### Requirement
Print each line of the listing once more, precisely as given.

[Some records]
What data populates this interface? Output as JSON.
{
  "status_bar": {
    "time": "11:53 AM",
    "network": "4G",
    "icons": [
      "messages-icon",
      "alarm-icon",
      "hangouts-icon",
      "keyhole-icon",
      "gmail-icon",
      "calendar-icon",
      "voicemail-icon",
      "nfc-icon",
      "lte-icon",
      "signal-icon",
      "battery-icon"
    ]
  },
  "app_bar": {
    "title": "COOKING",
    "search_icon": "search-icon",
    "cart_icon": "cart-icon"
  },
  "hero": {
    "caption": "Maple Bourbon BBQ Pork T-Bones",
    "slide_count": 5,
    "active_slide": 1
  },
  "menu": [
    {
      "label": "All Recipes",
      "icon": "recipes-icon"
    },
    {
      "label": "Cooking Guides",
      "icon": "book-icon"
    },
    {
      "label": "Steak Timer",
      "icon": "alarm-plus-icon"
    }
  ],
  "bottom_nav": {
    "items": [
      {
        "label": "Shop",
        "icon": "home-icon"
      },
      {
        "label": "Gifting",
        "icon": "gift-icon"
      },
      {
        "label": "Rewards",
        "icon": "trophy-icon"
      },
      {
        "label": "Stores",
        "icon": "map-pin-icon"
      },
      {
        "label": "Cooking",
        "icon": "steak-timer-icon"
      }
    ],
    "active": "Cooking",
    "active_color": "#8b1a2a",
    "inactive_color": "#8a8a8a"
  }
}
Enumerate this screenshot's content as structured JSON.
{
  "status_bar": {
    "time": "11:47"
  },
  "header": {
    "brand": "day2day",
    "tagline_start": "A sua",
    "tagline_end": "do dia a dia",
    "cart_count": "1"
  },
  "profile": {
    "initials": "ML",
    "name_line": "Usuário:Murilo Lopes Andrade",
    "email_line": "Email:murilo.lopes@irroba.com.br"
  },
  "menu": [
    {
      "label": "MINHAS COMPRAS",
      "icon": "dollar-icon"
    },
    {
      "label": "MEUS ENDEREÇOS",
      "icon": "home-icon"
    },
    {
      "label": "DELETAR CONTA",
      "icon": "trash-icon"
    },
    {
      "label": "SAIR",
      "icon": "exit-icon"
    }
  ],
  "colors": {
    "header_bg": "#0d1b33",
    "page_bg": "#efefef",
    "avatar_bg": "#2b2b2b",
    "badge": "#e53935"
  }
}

### Exercise answer
What data populates this interface? Output as JSON.
{
  "status_bar": {
    "time": "11:53 AM",
    "network": "4G",
    "icons": [
      "messages-icon",
      "alarm-icon",
      "hangouts-icon",
      "keyhole-icon",
      "gmail-icon",
      "calendar-icon",
      "voicemail-icon",
      "nfc-icon",
      "lte-icon",
      "signal-icon",
      "battery-icon"
    ]
  },
  "app_bar": {
    "title": "COOKING",
    "search_icon": "search-icon",
    "cart_icon": "cart-icon"
  },
  "hero": {
    "caption": "Maple Bourbon BBQ Pork T-Bones",
    "slide_count": 5,
    "active_slide": 1
  },
  "menu": [
    {
      "label": "All Recipes",
      "icon": "recipes-icon"
    },
    {
      "label": "Cooking Guides",
      "icon": "book-icon"
    },
    {
      "label": "Steak Timer",
      "icon": "alarm-plus-icon"
    }
  ],
  "bottom_nav": {
    "items": [
      {
        "label": "Shop",
        "icon": "home-icon"
      },
      {
        "label": "Gifting",
        "icon": "gift-icon"
      },
      {
        "label": "Rewards",
        "icon": "trophy-icon"
      },
      {
        "label": "Stores",
        "icon": "map-pin-icon"
      },
      {
        "label": "Cooking",
        "icon": "steak-timer-icon"
      }
    ],
    "active": "Cooking",
    "active_color": "#8b1a2a",
    "inactive_color": "#8a8a8a"
  }
}
Enumerate this screenshot's content as structured JSON.
{
  "status_bar": {
    "time": "11:47"
  },
  "header": {
    "brand": "day2day",
    "tagline_start": "A sua",
    "tagline_end": "do dia a dia",
    "cart_count": "1"
  },
  "profile": {
    "initials": "ML",
    "name_line": "Usuário:Murilo Lopes Andrade",
    "email_line": "Email:murilo.lopes@irroba.com.br"
  },
  "menu": [
    {
      "label": "MINHAS COMPRAS",
      "icon": "dollar-icon"
    },
    {
      "label": "MEUS ENDEREÇOS",
      "icon": "home-icon"
    },
    {
      "label": "DELETAR CONTA",
      "icon": "trash-icon"
    },
    {
      "label": "SAIR",
      "icon": "exit-icon"
    }
  ],
  "colors": {
    "header_bg": "#0d1b33",
    "page_bg": "#efefef",
    "avatar_bg": "#2b2b2b",
    "badge": "#e53935"
  }
}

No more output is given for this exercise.